(Data listing)
===

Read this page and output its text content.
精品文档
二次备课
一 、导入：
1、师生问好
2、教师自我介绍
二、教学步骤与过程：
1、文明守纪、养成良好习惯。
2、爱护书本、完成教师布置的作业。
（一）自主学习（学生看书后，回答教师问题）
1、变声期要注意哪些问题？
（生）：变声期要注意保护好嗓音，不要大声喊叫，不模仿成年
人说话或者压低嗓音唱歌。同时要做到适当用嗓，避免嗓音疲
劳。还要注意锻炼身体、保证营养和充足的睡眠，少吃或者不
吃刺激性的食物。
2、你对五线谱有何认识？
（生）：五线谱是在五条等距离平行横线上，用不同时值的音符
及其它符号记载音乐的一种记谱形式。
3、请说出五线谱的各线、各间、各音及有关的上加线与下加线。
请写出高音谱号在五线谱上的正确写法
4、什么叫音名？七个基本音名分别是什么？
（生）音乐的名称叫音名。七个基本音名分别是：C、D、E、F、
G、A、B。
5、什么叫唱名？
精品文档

===

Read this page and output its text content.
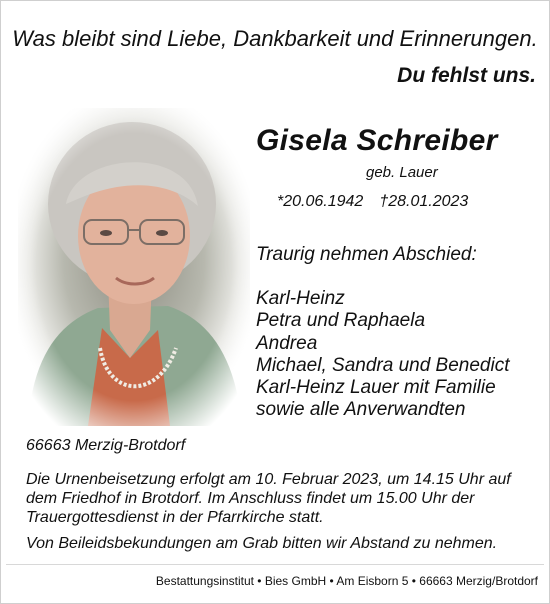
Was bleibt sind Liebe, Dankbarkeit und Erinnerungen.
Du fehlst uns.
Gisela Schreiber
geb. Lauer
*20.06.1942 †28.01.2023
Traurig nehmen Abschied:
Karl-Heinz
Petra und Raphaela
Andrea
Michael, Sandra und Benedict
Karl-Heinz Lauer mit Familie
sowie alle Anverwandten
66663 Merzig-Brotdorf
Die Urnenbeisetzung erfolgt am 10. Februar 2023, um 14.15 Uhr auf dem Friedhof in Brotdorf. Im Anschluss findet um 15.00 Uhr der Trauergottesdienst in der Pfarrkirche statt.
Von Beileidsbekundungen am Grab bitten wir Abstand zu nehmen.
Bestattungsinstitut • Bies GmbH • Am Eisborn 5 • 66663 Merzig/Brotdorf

===

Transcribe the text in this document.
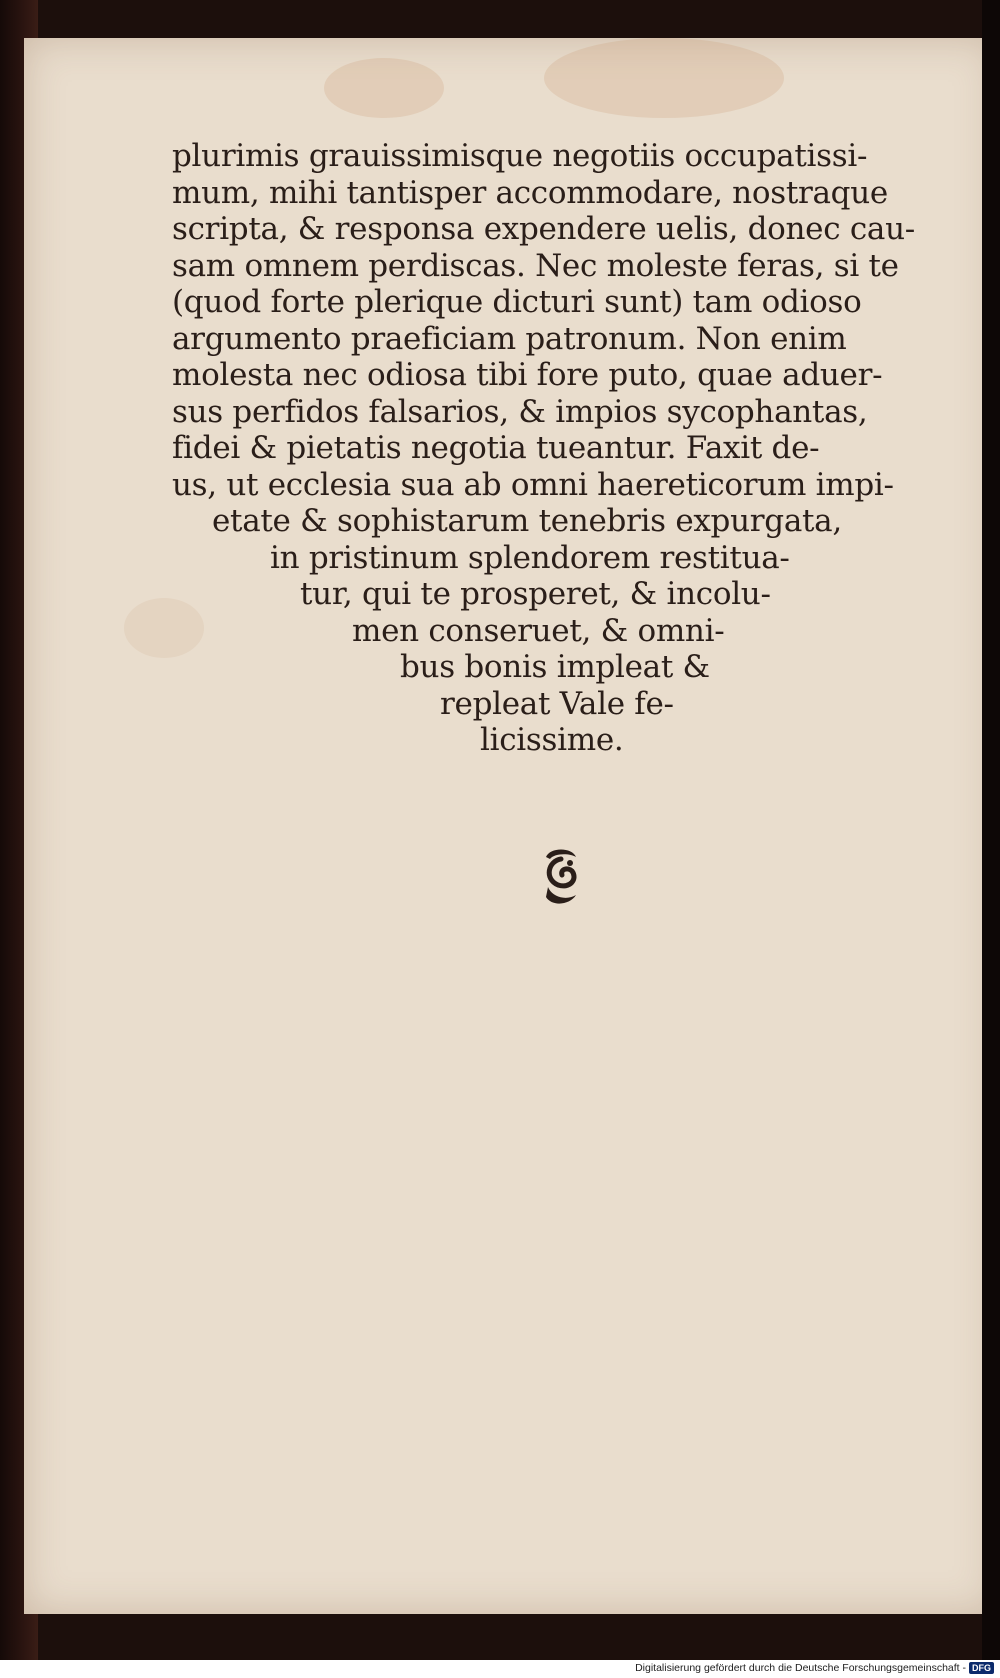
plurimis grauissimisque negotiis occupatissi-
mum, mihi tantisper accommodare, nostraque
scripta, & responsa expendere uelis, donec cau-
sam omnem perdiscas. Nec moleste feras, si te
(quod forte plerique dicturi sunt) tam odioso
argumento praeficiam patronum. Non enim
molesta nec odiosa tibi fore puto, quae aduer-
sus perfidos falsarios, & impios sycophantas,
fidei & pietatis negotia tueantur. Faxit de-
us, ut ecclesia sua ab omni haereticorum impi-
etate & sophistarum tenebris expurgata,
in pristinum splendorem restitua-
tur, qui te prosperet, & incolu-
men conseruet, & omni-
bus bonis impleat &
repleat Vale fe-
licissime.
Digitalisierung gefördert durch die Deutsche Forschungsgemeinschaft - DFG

===

◆ **Exercise directions**: Identify the lines that hold the word "omni". Copy every one of them.

◆ **Full answer**:
us, ut ecclesia sua ab omni haereticorum impi-
men conseruet, & omni-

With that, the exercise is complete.